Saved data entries
□ □ □ □ □

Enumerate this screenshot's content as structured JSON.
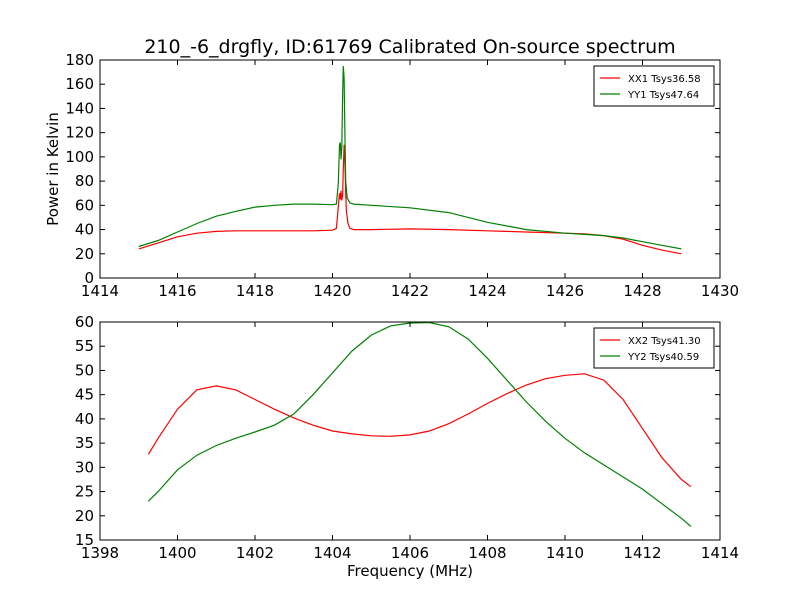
{
  "title": "210_-6_drgfly, ID:61769 Calibrated On-source spectrum",
  "colors": {
    "xx": "#ff0000",
    "yy": "#008000"
  },
  "chart_data": [
    {
      "type": "line",
      "xlabel": "",
      "ylabel": "Power in Kelvin",
      "xlim": [
        1414,
        1430
      ],
      "ylim": [
        0,
        180
      ],
      "xticks": [
        1414,
        1416,
        1418,
        1420,
        1422,
        1424,
        1426,
        1428,
        1430
      ],
      "yticks": [
        0,
        20,
        40,
        60,
        80,
        100,
        120,
        140,
        160,
        180
      ],
      "legend_position": "top-right",
      "series": [
        {
          "name": "XX1 Tsys36.58",
          "color": "#ff0000",
          "x": [
            1415.0,
            1415.5,
            1416.0,
            1416.5,
            1417.0,
            1417.5,
            1418.0,
            1418.5,
            1419.0,
            1419.5,
            1420.0,
            1420.1,
            1420.18,
            1420.2,
            1420.22,
            1420.24,
            1420.26,
            1420.28,
            1420.3,
            1420.32,
            1420.34,
            1420.36,
            1420.4,
            1420.45,
            1420.55,
            1421.0,
            1422.0,
            1423.0,
            1424.0,
            1425.0,
            1426.0,
            1426.5,
            1427.0,
            1427.5,
            1428.0,
            1428.5,
            1429.0
          ],
          "y": [
            24,
            29,
            34,
            37,
            38.5,
            39,
            39,
            39,
            39,
            39,
            39.5,
            41,
            70,
            65,
            72,
            64,
            68,
            90,
            110,
            95,
            70,
            55,
            45,
            41,
            40,
            40,
            40.5,
            40,
            39,
            38,
            37,
            36.5,
            35,
            32,
            27,
            23,
            20
          ]
        },
        {
          "name": "YY1 Tsys47.64",
          "color": "#008000",
          "x": [
            1415.0,
            1415.5,
            1416.0,
            1416.5,
            1417.0,
            1417.5,
            1418.0,
            1418.5,
            1419.0,
            1419.5,
            1420.0,
            1420.1,
            1420.15,
            1420.18,
            1420.2,
            1420.22,
            1420.24,
            1420.26,
            1420.28,
            1420.3,
            1420.32,
            1420.34,
            1420.38,
            1420.45,
            1420.55,
            1421.0,
            1422.0,
            1423.0,
            1424.0,
            1425.0,
            1426.0,
            1426.5,
            1427.0,
            1427.5,
            1428.0,
            1428.5,
            1429.0
          ],
          "y": [
            26,
            31,
            38,
            45,
            51,
            55,
            58.5,
            60,
            61,
            61,
            60.5,
            61,
            78,
            110,
            112,
            98,
            108,
            150,
            175,
            165,
            120,
            80,
            66,
            62,
            61,
            60,
            58,
            54,
            46,
            40,
            37,
            36,
            35,
            33,
            30,
            27,
            24
          ]
        }
      ]
    },
    {
      "type": "line",
      "xlabel": "Frequency (MHz)",
      "ylabel": "",
      "xlim": [
        1398,
        1414
      ],
      "ylim": [
        15,
        60
      ],
      "xticks": [
        1398,
        1400,
        1402,
        1404,
        1406,
        1408,
        1410,
        1412,
        1414
      ],
      "yticks": [
        15,
        20,
        25,
        30,
        35,
        40,
        45,
        50,
        55,
        60
      ],
      "legend_position": "top-right",
      "series": [
        {
          "name": "XX2 Tsys41.30",
          "color": "#ff0000",
          "x": [
            1399.25,
            1399.5,
            1400.0,
            1400.5,
            1401.0,
            1401.5,
            1402.0,
            1402.5,
            1403.0,
            1403.5,
            1404.0,
            1404.5,
            1405.0,
            1405.5,
            1406.0,
            1406.5,
            1407.0,
            1407.5,
            1408.0,
            1408.5,
            1409.0,
            1409.5,
            1410.0,
            1410.5,
            1411.0,
            1411.5,
            1412.0,
            1412.5,
            1413.0,
            1413.25
          ],
          "y": [
            32.7,
            36,
            42,
            46,
            46.8,
            46,
            44,
            42,
            40.2,
            38.7,
            37.5,
            36.9,
            36.5,
            36.4,
            36.7,
            37.5,
            39,
            41,
            43.2,
            45.2,
            47,
            48.3,
            49,
            49.3,
            48,
            44,
            38,
            32,
            27.5,
            26
          ]
        },
        {
          "name": "YY2 Tsys40.59",
          "color": "#008000",
          "x": [
            1399.25,
            1399.5,
            1400.0,
            1400.5,
            1401.0,
            1401.5,
            1402.0,
            1402.5,
            1403.0,
            1403.5,
            1404.0,
            1404.5,
            1405.0,
            1405.5,
            1406.0,
            1406.5,
            1407.0,
            1407.5,
            1408.0,
            1408.5,
            1409.0,
            1409.5,
            1410.0,
            1410.5,
            1411.0,
            1411.5,
            1412.0,
            1412.5,
            1413.0,
            1413.25
          ],
          "y": [
            23,
            25,
            29.5,
            32.5,
            34.5,
            36,
            37.3,
            38.7,
            41,
            45,
            49.5,
            54,
            57.3,
            59.2,
            59.8,
            59.9,
            59,
            56.5,
            52.5,
            48,
            43.5,
            39.5,
            36,
            33,
            30.5,
            28,
            25.5,
            22.5,
            19.5,
            17.8
          ]
        }
      ]
    }
  ]
}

□ □ □ □ □

§ **What you will do**
Transcribe the full listing above exactly, with the images removed.

§ **Answer to this problem**
Enumerate this screenshot's content as structured JSON.
{
  "title": "210_-6_drgfly, ID:61769 Calibrated On-source spectrum",
  "colors": {
    "xx": "#ff0000",
    "yy": "#008000"
  },
  "chart_data": [
    {
      "type": "line",
      "xlabel": "",
      "ylabel": "Power in Kelvin",
      "xlim": [
        1414,
        1430
      ],
      "ylim": [
        0,
        180
      ],
      "xticks": [
        1414,
        1416,
        1418,
        1420,
        1422,
        1424,
        1426,
        1428,
        1430
      ],
      "yticks": [
        0,
        20,
        40,
        60,
        80,
        100,
        120,
        140,
        160,
        180
      ],
      "legend_position": "top-right",
      "series": [
        {
          "name": "XX1 Tsys36.58",
          "color": "#ff0000",
          "x": [
            1415.0,
            1415.5,
            1416.0,
            1416.5,
            1417.0,
            1417.5,
            1418.0,
            1418.5,
            1419.0,
            1419.5,
            1420.0,
            1420.1,
            1420.18,
            1420.2,
            1420.22,
            1420.24,
            1420.26,
            1420.28,
            1420.3,
            1420.32,
            1420.34,
            1420.36,
            1420.4,
            1420.45,
            1420.55,
            1421.0,
            1422.0,
            1423.0,
            1424.0,
            1425.0,
            1426.0,
            1426.5,
            1427.0,
            1427.5,
            1428.0,
            1428.5,
            1429.0
          ],
          "y": [
            24,
            29,
            34,
            37,
            38.5,
            39,
            39,
            39,
            39,
            39,
            39.5,
            41,
            70,
            65,
            72,
            64,
            68,
            90,
            110,
            95,
            70,
            55,
            45,
            41,
            40,
            40,
            40.5,
            40,
            39,
            38,
            37,
            36.5,
            35,
            32,
            27,
            23,
            20
          ]
        },
        {
          "name": "YY1 Tsys47.64",
          "color": "#008000",
          "x": [
            1415.0,
            1415.5,
            1416.0,
            1416.5,
            1417.0,
            1417.5,
            1418.0,
            1418.5,
            1419.0,
            1419.5,
            1420.0,
            1420.1,
            1420.15,
            1420.18,
            1420.2,
            1420.22,
            1420.24,
            1420.26,
            1420.28,
            1420.3,
            1420.32,
            1420.34,
            1420.38,
            1420.45,
            1420.55,
            1421.0,
            1422.0,
            1423.0,
            1424.0,
            1425.0,
            1426.0,
            1426.5,
            1427.0,
            1427.5,
            1428.0,
            1428.5,
            1429.0
          ],
          "y": [
            26,
            31,
            38,
            45,
            51,
            55,
            58.5,
            60,
            61,
            61,
            60.5,
            61,
            78,
            110,
            112,
            98,
            108,
            150,
            175,
            165,
            120,
            80,
            66,
            62,
            61,
            60,
            58,
            54,
            46,
            40,
            37,
            36,
            35,
            33,
            30,
            27,
            24
          ]
        }
      ]
    },
    {
      "type": "line",
      "xlabel": "Frequency (MHz)",
      "ylabel": "",
      "xlim": [
        1398,
        1414
      ],
      "ylim": [
        15,
        60
      ],
      "xticks": [
        1398,
        1400,
        1402,
        1404,
        1406,
        1408,
        1410,
        1412,
        1414
      ],
      "yticks": [
        15,
        20,
        25,
        30,
        35,
        40,
        45,
        50,
        55,
        60
      ],
      "legend_position": "top-right",
      "series": [
        {
          "name": "XX2 Tsys41.30",
          "color": "#ff0000",
          "x": [
            1399.25,
            1399.5,
            1400.0,
            1400.5,
            1401.0,
            1401.5,
            1402.0,
            1402.5,
            1403.0,
            1403.5,
            1404.0,
            1404.5,
            1405.0,
            1405.5,
            1406.0,
            1406.5,
            1407.0,
            1407.5,
            1408.0,
            1408.5,
            1409.0,
            1409.5,
            1410.0,
            1410.5,
            1411.0,
            1411.5,
            1412.0,
            1412.5,
            1413.0,
            1413.25
          ],
          "y": [
            32.7,
            36,
            42,
            46,
            46.8,
            46,
            44,
            42,
            40.2,
            38.7,
            37.5,
            36.9,
            36.5,
            36.4,
            36.7,
            37.5,
            39,
            41,
            43.2,
            45.2,
            47,
            48.3,
            49,
            49.3,
            48,
            44,
            38,
            32,
            27.5,
            26
          ]
        },
        {
          "name": "YY2 Tsys40.59",
          "color": "#008000",
          "x": [
            1399.25,
            1399.5,
            1400.0,
            1400.5,
            1401.0,
            1401.5,
            1402.0,
            1402.5,
            1403.0,
            1403.5,
            1404.0,
            1404.5,
            1405.0,
            1405.5,
            1406.0,
            1406.5,
            1407.0,
            1407.5,
            1408.0,
            1408.5,
            1409.0,
            1409.5,
            1410.0,
            1410.5,
            1411.0,
            1411.5,
            1412.0,
            1412.5,
            1413.0,
            1413.25
          ],
          "y": [
            23,
            25,
            29.5,
            32.5,
            34.5,
            36,
            37.3,
            38.7,
            41,
            45,
            49.5,
            54,
            57.3,
            59.2,
            59.8,
            59.9,
            59,
            56.5,
            52.5,
            48,
            43.5,
            39.5,
            36,
            33,
            30.5,
            28,
            25.5,
            22.5,
            19.5,
            17.8
          ]
        }
      ]
    }
  ]
}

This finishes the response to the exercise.